**WHAT IS EXPECTED**. Pick out each line with the word "Utförda" from the material that follows.

[Data excerpts]
[BEGIN]

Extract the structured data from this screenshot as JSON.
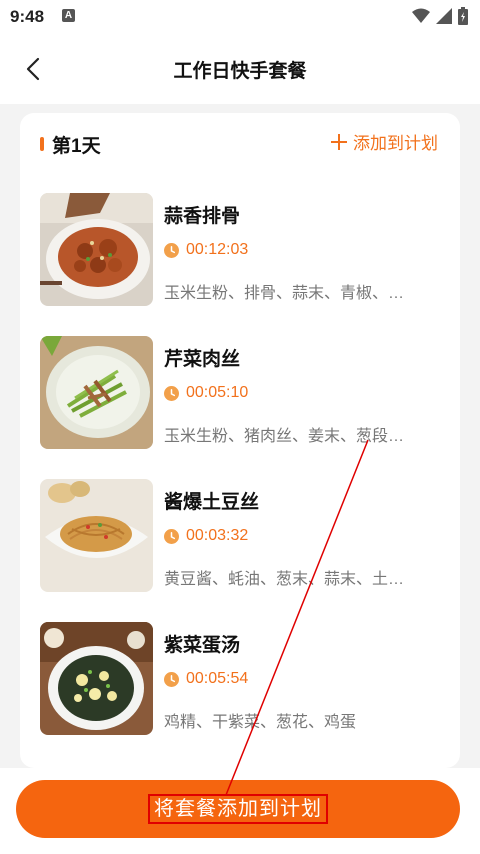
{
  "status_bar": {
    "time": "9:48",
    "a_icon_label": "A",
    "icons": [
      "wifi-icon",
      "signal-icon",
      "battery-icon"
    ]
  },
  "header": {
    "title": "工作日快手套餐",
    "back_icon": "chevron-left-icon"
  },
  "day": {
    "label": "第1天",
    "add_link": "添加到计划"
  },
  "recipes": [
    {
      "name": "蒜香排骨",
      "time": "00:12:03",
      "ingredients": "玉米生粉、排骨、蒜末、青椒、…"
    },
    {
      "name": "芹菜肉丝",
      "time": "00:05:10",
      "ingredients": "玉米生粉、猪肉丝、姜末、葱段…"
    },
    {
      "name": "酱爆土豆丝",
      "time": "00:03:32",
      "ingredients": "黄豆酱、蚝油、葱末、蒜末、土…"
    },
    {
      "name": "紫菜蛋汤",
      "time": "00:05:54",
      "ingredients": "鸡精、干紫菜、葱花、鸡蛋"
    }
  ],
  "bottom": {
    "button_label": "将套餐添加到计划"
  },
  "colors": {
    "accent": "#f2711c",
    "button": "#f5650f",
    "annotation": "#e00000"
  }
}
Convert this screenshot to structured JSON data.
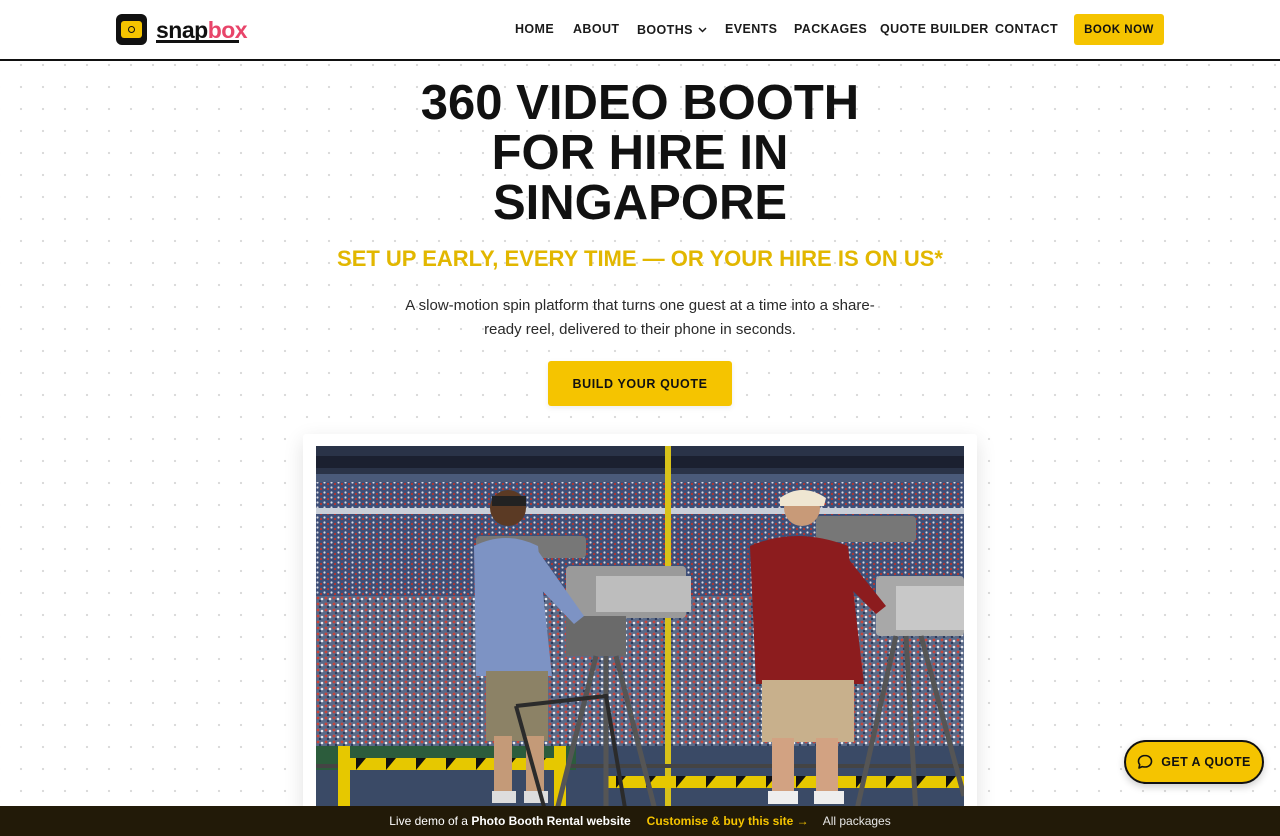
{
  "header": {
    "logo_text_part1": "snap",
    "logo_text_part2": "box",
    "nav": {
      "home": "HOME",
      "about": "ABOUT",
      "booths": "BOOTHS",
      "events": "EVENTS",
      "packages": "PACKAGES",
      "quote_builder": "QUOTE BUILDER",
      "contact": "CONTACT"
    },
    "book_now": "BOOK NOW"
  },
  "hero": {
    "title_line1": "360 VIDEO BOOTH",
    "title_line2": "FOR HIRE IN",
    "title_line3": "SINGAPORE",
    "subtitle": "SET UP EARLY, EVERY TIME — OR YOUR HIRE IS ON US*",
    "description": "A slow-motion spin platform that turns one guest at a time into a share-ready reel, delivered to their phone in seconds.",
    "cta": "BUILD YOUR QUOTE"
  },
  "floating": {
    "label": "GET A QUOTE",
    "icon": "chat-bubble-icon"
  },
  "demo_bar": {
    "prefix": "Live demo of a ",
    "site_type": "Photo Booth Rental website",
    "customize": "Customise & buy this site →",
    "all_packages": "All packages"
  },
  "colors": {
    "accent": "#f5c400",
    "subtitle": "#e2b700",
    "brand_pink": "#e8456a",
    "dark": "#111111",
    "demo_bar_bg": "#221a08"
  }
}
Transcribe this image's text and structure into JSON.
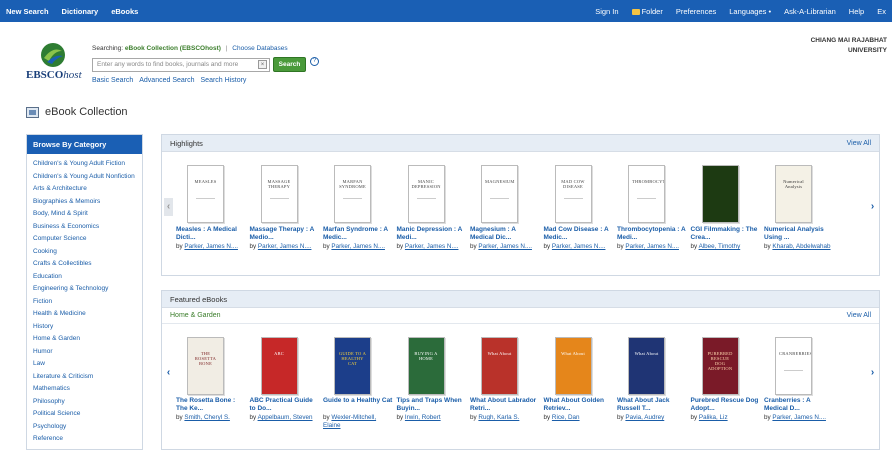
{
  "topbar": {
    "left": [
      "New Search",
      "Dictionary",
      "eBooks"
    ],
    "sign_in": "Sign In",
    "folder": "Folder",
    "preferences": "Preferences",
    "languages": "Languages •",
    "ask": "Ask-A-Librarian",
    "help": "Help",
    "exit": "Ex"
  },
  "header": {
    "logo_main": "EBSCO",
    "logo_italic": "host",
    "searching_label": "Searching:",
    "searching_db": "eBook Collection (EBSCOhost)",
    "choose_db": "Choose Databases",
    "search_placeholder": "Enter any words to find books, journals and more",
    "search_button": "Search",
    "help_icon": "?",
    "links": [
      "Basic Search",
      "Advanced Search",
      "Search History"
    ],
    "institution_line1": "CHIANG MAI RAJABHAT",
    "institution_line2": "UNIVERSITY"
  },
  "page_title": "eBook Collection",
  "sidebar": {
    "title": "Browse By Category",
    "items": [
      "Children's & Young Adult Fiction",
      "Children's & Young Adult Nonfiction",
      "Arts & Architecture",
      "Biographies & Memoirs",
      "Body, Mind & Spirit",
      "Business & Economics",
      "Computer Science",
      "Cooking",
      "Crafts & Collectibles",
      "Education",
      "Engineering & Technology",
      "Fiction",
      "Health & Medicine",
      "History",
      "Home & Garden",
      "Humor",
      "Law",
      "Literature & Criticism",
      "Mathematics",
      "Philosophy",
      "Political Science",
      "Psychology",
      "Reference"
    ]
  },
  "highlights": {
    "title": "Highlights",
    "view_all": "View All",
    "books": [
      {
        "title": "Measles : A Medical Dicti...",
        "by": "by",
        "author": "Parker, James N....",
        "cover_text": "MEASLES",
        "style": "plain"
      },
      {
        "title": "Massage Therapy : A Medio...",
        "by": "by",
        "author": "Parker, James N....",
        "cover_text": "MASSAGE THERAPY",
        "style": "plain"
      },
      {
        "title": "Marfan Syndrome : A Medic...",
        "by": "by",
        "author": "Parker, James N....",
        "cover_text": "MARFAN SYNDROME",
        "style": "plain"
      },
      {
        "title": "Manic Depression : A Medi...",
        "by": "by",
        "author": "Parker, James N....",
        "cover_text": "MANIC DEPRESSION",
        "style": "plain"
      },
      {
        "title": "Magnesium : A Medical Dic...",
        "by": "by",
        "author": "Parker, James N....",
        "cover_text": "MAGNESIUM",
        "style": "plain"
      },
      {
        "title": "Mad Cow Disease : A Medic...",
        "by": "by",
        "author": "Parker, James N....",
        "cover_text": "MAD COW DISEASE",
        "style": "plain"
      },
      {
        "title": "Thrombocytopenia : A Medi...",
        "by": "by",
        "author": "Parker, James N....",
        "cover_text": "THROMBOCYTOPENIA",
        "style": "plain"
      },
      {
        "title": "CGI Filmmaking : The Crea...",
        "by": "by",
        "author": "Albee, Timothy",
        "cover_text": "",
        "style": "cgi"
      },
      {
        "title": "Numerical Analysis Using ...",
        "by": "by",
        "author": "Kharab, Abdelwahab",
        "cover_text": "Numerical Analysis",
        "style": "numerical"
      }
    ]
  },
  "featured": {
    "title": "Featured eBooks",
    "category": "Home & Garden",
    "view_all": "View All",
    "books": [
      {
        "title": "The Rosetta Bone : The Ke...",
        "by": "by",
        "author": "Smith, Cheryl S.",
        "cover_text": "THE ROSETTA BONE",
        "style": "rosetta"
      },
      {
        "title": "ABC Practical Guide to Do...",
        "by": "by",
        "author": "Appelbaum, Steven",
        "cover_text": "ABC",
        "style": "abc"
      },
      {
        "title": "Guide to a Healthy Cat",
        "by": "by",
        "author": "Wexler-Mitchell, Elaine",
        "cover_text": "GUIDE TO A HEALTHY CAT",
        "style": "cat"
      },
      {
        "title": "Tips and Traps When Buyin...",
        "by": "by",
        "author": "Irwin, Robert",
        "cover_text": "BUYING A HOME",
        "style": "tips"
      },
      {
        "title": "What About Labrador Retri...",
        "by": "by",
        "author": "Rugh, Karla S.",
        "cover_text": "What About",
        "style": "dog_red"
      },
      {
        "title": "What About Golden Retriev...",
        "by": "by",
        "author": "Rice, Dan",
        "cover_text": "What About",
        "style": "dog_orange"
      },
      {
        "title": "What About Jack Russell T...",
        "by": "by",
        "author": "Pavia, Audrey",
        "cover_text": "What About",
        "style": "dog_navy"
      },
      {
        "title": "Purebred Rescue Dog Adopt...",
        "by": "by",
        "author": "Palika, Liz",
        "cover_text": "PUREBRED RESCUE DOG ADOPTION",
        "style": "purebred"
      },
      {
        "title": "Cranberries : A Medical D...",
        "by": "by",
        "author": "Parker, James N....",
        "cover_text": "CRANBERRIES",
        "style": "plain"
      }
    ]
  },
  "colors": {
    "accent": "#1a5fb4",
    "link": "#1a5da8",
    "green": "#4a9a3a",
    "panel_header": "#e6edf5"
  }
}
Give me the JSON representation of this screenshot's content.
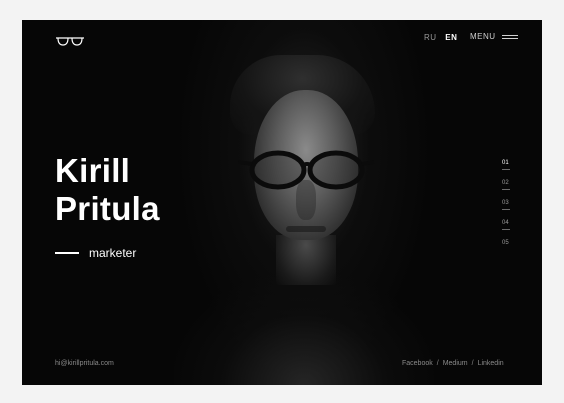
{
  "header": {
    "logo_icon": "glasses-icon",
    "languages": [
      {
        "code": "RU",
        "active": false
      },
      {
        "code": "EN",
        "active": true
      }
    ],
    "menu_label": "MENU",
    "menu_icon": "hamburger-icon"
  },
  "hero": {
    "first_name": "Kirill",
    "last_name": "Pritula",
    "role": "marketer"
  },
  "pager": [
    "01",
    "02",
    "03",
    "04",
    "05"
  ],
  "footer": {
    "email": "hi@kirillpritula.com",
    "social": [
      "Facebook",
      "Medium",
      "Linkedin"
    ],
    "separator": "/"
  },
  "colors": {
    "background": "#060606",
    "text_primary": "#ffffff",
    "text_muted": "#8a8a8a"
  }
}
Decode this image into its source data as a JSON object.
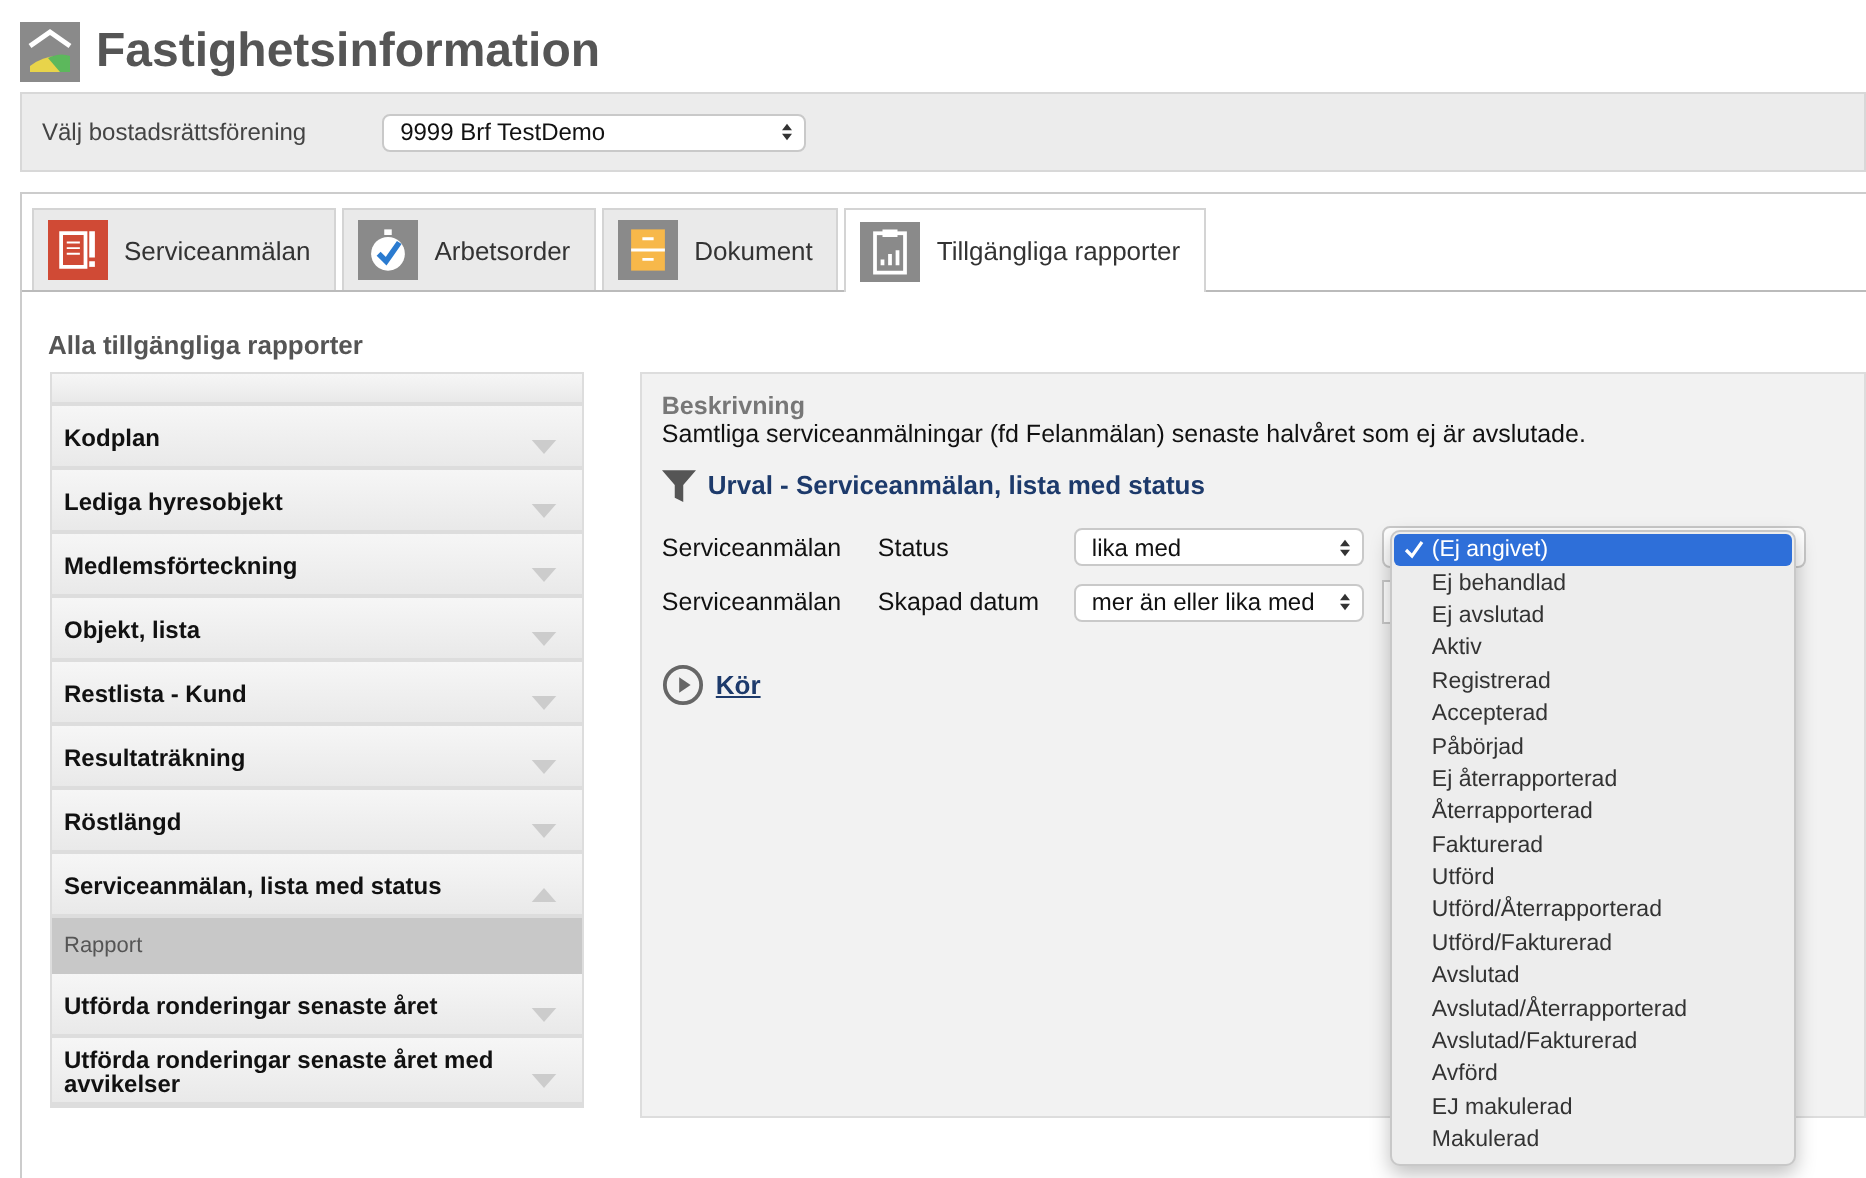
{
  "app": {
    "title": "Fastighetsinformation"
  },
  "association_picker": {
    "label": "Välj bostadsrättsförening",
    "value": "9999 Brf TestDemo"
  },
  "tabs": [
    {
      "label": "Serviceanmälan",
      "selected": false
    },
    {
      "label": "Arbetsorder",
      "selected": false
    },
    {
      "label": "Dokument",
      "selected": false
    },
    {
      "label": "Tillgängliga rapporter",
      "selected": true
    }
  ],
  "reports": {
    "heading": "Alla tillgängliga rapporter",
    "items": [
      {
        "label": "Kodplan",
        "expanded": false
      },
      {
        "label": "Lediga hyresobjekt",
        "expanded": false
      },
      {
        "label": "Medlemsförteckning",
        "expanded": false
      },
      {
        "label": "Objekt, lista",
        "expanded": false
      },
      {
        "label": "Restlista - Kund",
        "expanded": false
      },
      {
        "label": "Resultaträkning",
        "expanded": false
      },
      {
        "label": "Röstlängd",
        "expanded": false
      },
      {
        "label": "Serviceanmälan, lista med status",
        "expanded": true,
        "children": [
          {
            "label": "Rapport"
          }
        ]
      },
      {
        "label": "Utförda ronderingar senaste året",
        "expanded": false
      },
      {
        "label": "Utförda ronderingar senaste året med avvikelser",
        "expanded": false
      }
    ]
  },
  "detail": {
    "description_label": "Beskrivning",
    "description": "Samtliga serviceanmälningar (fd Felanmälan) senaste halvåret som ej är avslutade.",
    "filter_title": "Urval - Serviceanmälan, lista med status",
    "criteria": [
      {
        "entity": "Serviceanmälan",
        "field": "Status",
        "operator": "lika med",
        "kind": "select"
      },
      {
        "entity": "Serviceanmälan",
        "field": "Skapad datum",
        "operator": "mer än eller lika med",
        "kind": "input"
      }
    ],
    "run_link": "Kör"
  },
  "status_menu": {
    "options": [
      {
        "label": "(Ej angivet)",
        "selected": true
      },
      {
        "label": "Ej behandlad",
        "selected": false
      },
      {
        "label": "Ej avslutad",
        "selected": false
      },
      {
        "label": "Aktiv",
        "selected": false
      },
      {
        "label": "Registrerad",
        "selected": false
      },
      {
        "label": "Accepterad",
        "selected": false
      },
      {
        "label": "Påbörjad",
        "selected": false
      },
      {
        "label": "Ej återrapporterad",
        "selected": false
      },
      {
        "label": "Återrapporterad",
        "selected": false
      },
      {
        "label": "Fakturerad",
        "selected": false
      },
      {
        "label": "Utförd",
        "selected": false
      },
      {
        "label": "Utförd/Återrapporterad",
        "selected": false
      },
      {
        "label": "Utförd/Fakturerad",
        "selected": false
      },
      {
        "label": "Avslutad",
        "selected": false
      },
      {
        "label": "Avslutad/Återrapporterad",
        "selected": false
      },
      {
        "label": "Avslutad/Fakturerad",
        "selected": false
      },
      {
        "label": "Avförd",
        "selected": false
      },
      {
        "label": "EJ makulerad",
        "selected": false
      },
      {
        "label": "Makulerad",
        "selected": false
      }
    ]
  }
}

[END]

**OUTPUT OF THE TASK**.
        "label": "Utförda ronderingar senaste året",
        "label": "Utförda ronderingar senaste året med avvikelser",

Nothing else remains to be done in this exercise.